[begin EXTRACTED RECORDS]
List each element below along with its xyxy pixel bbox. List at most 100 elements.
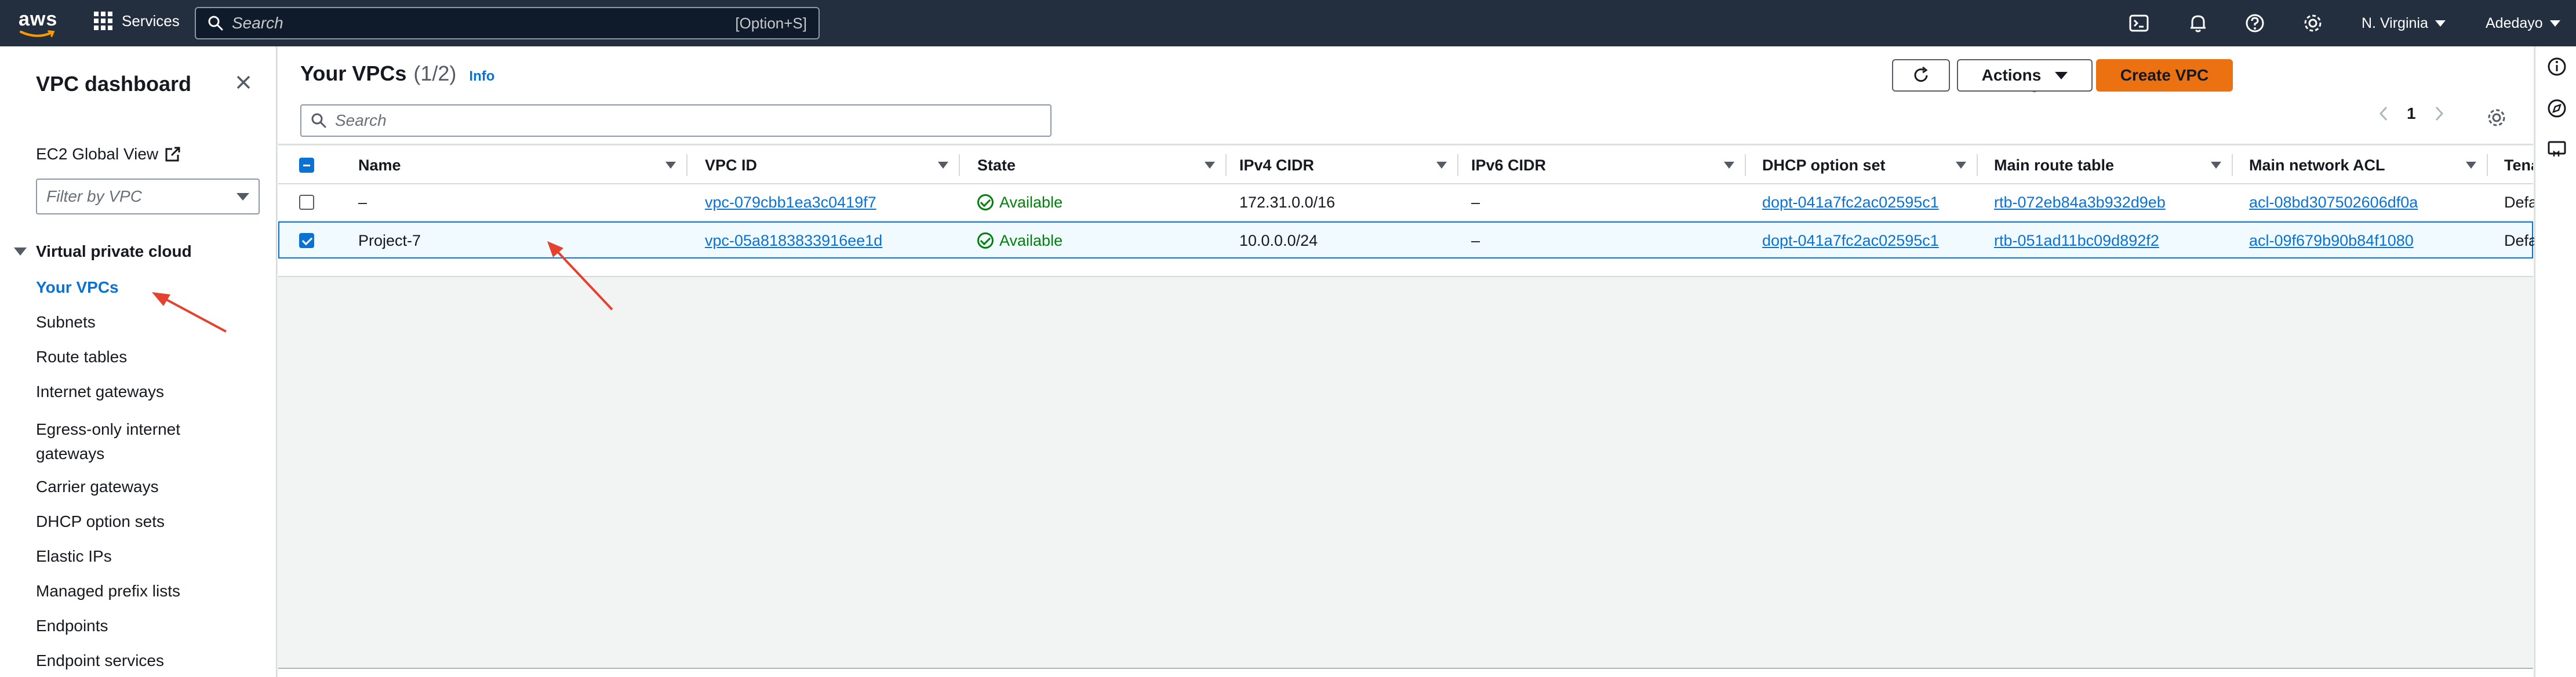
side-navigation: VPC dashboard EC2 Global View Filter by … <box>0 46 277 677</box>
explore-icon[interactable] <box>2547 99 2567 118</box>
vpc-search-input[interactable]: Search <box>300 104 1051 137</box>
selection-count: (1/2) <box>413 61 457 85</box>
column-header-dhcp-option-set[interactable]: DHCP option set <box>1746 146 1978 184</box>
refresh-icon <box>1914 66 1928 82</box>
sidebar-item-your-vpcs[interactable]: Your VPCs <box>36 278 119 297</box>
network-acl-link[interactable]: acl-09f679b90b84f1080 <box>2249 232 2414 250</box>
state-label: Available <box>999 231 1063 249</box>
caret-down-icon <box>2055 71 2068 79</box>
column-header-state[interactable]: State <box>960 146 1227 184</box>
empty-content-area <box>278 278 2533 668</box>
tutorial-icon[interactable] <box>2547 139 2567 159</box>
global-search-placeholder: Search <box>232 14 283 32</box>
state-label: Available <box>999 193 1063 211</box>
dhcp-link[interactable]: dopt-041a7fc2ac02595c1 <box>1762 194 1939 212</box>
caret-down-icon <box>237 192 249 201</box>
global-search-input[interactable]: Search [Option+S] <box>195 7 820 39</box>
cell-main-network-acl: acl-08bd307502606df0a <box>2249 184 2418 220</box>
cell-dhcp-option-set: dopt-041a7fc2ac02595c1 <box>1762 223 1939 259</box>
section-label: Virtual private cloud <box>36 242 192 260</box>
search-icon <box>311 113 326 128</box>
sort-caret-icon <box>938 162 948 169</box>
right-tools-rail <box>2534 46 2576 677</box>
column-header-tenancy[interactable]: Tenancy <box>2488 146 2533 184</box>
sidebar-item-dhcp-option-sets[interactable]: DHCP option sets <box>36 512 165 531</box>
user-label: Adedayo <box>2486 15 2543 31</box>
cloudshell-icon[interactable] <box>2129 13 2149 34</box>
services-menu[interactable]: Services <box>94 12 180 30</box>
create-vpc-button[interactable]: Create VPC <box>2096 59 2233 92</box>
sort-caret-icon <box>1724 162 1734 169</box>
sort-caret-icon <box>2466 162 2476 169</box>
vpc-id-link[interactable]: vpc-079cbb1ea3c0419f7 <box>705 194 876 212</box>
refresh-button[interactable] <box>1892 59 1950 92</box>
[end EXTRACTED RECORDS]
**THE REQUEST**
Reproduce every line of the items above word for word, leaving out the picture lines.

**RESPONSE TO THE EXERCISE**
List each element below along with its xyxy pixel bbox. List at most 100 elements.
side-navigation: VPC dashboard EC2 Global View Filter by … <box>0 46 277 677</box>
explore-icon[interactable] <box>2547 99 2567 118</box>
vpc-search-input[interactable]: Search <box>300 104 1051 137</box>
selection-count: (1/2) <box>413 61 457 85</box>
column-header-dhcp-option-set[interactable]: DHCP option set <box>1746 146 1978 184</box>
refresh-icon <box>1914 66 1928 82</box>
sidebar-item-your-vpcs[interactable]: Your VPCs <box>36 278 119 297</box>
network-acl-link[interactable]: acl-09f679b90b84f1080 <box>2249 232 2414 250</box>
state-label: Available <box>999 231 1063 249</box>
caret-down-icon <box>2055 71 2068 79</box>
column-header-state[interactable]: State <box>960 146 1227 184</box>
empty-content-area <box>278 278 2533 668</box>
tutorial-icon[interactable] <box>2547 139 2567 159</box>
global-search-placeholder: Search <box>232 14 283 32</box>
state-label: Available <box>999 193 1063 211</box>
dhcp-link[interactable]: dopt-041a7fc2ac02595c1 <box>1762 194 1939 212</box>
caret-down-icon <box>237 192 249 201</box>
global-search-input[interactable]: Search [Option+S] <box>195 7 820 39</box>
cell-main-network-acl: acl-08bd307502606df0a <box>2249 184 2418 220</box>
cell-dhcp-option-set: dopt-041a7fc2ac02595c1 <box>1762 223 1939 259</box>
section-label: Virtual private cloud <box>36 242 192 260</box>
search-icon <box>311 113 326 128</box>
sort-caret-icon <box>938 162 948 169</box>
right-tools-rail <box>2534 46 2576 677</box>
column-header-tenancy[interactable]: Tenancy <box>2488 146 2533 184</box>
sidebar-item-dhcp-option-sets[interactable]: DHCP option sets <box>36 512 165 531</box>
user-label: Adedayo <box>2486 15 2543 31</box>
cloudshell-icon[interactable] <box>2129 13 2149 34</box>
services-menu[interactable]: Services <box>94 12 180 30</box>
create-vpc-button[interactable]: Create VPC <box>2096 59 2233 92</box>
sort-caret-icon <box>1724 162 1734 169</box>
sort-caret-icon <box>2466 162 2476 169</box>
vpc-id-link[interactable]: vpc-079cbb1ea3c0419f7 <box>705 194 876 212</box>
refresh-button[interactable] <box>1892 59 1950 92</box>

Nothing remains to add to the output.